> **What is expected**:
Reproduce every line of the records below verbatim, with no alterations or omissions.

** BEGIN **

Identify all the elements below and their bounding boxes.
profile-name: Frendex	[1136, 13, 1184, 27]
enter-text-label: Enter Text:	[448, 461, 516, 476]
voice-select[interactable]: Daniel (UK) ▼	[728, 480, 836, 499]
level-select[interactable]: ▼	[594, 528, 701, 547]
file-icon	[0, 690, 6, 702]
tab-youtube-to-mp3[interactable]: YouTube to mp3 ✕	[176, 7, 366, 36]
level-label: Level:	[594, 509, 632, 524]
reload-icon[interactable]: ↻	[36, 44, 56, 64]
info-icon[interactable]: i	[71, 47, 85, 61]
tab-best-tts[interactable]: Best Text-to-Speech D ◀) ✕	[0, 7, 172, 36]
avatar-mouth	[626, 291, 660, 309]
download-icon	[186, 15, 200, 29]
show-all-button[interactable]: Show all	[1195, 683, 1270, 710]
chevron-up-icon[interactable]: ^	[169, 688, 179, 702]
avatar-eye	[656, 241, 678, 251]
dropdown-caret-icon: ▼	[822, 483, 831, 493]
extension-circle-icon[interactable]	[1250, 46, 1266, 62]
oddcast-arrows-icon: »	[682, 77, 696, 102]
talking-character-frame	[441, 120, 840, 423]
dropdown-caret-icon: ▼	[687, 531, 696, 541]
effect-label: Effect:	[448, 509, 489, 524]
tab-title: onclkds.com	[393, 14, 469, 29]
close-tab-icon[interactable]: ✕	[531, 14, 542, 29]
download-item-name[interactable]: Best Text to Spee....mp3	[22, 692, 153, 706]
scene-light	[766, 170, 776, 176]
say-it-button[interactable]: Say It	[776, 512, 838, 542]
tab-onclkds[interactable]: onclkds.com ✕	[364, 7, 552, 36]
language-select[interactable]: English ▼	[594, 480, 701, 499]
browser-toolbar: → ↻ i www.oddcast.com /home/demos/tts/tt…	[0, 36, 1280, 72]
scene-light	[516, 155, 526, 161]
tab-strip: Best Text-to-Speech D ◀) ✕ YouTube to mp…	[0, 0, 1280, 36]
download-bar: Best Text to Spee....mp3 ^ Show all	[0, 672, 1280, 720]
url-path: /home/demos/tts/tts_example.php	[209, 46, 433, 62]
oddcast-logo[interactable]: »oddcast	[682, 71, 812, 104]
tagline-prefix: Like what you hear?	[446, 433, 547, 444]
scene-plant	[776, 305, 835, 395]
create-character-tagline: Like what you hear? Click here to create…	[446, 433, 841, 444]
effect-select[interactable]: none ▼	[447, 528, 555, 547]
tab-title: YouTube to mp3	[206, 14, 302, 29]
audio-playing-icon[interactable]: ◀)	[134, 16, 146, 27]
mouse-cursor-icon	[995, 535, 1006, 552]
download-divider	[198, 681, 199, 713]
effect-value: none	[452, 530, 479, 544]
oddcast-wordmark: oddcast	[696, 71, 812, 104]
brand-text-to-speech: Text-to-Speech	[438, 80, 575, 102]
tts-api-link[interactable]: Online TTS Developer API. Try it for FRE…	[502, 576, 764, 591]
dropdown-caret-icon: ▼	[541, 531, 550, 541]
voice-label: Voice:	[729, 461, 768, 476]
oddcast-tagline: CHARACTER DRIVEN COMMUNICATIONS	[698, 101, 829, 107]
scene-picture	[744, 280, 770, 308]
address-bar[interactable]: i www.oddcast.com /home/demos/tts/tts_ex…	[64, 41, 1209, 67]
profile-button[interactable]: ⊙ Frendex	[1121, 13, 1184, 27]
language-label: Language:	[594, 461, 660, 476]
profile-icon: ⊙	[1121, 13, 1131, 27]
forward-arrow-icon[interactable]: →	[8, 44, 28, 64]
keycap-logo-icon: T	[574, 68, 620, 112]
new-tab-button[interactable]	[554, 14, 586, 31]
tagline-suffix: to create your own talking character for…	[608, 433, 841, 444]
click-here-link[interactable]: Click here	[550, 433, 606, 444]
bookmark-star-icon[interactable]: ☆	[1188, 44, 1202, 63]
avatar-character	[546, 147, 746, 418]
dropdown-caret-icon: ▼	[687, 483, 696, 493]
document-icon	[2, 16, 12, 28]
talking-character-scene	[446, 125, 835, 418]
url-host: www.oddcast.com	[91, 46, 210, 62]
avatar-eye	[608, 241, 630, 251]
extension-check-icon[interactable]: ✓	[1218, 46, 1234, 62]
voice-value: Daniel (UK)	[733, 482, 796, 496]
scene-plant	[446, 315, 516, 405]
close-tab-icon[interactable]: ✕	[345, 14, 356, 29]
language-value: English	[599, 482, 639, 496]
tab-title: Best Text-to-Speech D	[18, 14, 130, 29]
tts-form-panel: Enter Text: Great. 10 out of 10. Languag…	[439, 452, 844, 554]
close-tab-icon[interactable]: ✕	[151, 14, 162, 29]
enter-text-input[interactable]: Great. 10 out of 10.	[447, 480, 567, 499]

** END **

> **Response**:
Identify all the elements below and their bounding boxes.
profile-name: Frendex	[1136, 13, 1184, 27]
enter-text-label: Enter Text:	[448, 461, 516, 476]
voice-select[interactable]: Daniel (UK) ▼	[728, 480, 836, 499]
level-select[interactable]: ▼	[594, 528, 701, 547]
file-icon	[0, 690, 6, 702]
tab-youtube-to-mp3[interactable]: YouTube to mp3 ✕	[176, 7, 366, 36]
level-label: Level:	[594, 509, 632, 524]
reload-icon[interactable]: ↻	[36, 44, 56, 64]
info-icon[interactable]: i	[71, 47, 85, 61]
tab-best-tts[interactable]: Best Text-to-Speech D ◀) ✕	[0, 7, 172, 36]
avatar-mouth	[626, 291, 660, 309]
download-icon	[186, 15, 200, 29]
show-all-button[interactable]: Show all	[1195, 683, 1270, 710]
chevron-up-icon[interactable]: ^	[169, 688, 179, 702]
avatar-eye	[656, 241, 678, 251]
dropdown-caret-icon: ▼	[822, 483, 831, 493]
extension-circle-icon[interactable]	[1250, 46, 1266, 62]
oddcast-arrows-icon: »	[682, 77, 696, 102]
talking-character-frame	[441, 120, 840, 423]
dropdown-caret-icon: ▼	[687, 531, 696, 541]
effect-label: Effect:	[448, 509, 489, 524]
tab-title: onclkds.com	[393, 14, 469, 29]
close-tab-icon[interactable]: ✕	[531, 14, 542, 29]
download-item-name[interactable]: Best Text to Spee....mp3	[22, 692, 153, 706]
scene-light	[766, 170, 776, 176]
say-it-button[interactable]: Say It	[776, 512, 838, 542]
tab-onclkds[interactable]: onclkds.com ✕	[364, 7, 552, 36]
language-select[interactable]: English ▼	[594, 480, 701, 499]
browser-toolbar: → ↻ i www.oddcast.com /home/demos/tts/tt…	[0, 36, 1280, 72]
scene-light	[516, 155, 526, 161]
tab-strip: Best Text-to-Speech D ◀) ✕ YouTube to mp…	[0, 0, 1280, 36]
download-bar: Best Text to Spee....mp3 ^ Show all	[0, 672, 1280, 720]
url-path: /home/demos/tts/tts_example.php	[209, 46, 433, 62]
oddcast-logo[interactable]: »oddcast	[682, 71, 812, 104]
tagline-prefix: Like what you hear?	[446, 433, 547, 444]
scene-plant	[776, 305, 835, 395]
create-character-tagline: Like what you hear? Click here to create…	[446, 433, 841, 444]
effect-select[interactable]: none ▼	[447, 528, 555, 547]
tab-title: YouTube to mp3	[206, 14, 302, 29]
audio-playing-icon[interactable]: ◀)	[134, 16, 146, 27]
mouse-cursor-icon	[995, 535, 1006, 552]
download-divider	[198, 681, 199, 713]
effect-value: none	[452, 530, 479, 544]
oddcast-wordmark: oddcast	[696, 71, 812, 104]
brand-text-to-speech: Text-to-Speech	[438, 80, 575, 102]
tts-api-link[interactable]: Online TTS Developer API. Try it for FRE…	[502, 576, 764, 591]
dropdown-caret-icon: ▼	[541, 531, 550, 541]
voice-label: Voice:	[729, 461, 768, 476]
oddcast-tagline: CHARACTER DRIVEN COMMUNICATIONS	[698, 101, 829, 107]
scene-picture	[744, 280, 770, 308]
address-bar[interactable]: i www.oddcast.com /home/demos/tts/tts_ex…	[64, 41, 1209, 67]
profile-button[interactable]: ⊙ Frendex	[1121, 13, 1184, 27]
language-label: Language:	[594, 461, 660, 476]
profile-icon: ⊙	[1121, 13, 1131, 27]
forward-arrow-icon[interactable]: →	[8, 44, 28, 64]
keycap-logo-icon: T	[574, 68, 620, 112]
new-tab-button[interactable]	[554, 14, 586, 31]
tagline-suffix: to create your own talking character for…	[608, 433, 841, 444]
click-here-link[interactable]: Click here	[550, 433, 606, 444]
bookmark-star-icon[interactable]: ☆	[1188, 44, 1202, 63]
avatar-character	[546, 147, 746, 418]
dropdown-caret-icon: ▼	[687, 483, 696, 493]
document-icon	[2, 16, 12, 28]
talking-character-scene	[446, 125, 835, 418]
url-host: www.oddcast.com	[91, 46, 210, 62]
avatar-eye	[608, 241, 630, 251]
extension-check-icon[interactable]: ✓	[1218, 46, 1234, 62]
voice-value: Daniel (UK)	[733, 482, 796, 496]
scene-plant	[446, 315, 516, 405]
close-tab-icon[interactable]: ✕	[345, 14, 356, 29]
language-value: English	[599, 482, 639, 496]
tab-title: Best Text-to-Speech D	[18, 14, 130, 29]
tts-form-panel: Enter Text: Great. 10 out of 10. Languag…	[439, 452, 844, 554]
close-tab-icon[interactable]: ✕	[151, 14, 162, 29]
enter-text-input[interactable]: Great. 10 out of 10.	[447, 480, 567, 499]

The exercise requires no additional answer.